**TO DO**
In the entries below, count the lines holding "también". Reply with the number only.
# START OF DATA IN THIS EXERCISE
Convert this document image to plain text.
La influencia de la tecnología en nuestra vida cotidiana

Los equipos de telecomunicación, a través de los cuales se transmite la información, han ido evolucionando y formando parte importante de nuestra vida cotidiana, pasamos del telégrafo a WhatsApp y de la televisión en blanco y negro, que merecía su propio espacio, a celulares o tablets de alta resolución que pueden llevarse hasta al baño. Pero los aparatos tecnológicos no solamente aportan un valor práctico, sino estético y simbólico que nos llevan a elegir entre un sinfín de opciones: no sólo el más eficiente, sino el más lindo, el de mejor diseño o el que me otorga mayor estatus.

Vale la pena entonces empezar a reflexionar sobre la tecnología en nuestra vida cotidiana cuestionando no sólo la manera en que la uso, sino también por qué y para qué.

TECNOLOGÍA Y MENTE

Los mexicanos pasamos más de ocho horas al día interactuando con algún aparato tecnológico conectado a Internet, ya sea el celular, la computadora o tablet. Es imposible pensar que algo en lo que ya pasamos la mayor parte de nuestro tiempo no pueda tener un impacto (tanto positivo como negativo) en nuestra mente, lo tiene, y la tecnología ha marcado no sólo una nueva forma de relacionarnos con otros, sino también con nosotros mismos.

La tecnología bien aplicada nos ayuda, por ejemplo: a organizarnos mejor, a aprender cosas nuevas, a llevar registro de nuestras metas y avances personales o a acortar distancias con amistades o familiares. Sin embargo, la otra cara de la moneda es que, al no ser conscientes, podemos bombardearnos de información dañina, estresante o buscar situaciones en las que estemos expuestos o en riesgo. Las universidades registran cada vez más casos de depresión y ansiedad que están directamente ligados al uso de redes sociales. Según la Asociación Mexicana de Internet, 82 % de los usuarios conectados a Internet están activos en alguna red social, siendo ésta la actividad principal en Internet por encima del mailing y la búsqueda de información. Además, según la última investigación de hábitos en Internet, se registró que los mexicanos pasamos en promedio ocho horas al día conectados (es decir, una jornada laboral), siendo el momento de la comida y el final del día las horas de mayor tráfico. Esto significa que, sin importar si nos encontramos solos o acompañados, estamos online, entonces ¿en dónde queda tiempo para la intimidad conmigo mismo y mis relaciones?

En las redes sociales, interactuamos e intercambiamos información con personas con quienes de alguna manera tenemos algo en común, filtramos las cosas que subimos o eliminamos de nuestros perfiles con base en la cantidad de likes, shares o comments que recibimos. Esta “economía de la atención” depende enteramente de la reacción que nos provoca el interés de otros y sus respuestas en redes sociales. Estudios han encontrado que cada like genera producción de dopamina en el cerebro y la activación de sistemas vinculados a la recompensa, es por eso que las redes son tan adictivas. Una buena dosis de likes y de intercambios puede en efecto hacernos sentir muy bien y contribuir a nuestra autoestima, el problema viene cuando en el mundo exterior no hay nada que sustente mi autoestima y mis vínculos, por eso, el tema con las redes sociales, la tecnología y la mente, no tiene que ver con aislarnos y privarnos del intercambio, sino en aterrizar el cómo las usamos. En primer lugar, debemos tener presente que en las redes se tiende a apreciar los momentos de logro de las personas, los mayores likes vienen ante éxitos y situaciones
# END OF DATA IN THIS EXERCISE
**ANSWER TO THE EXERCISE**
2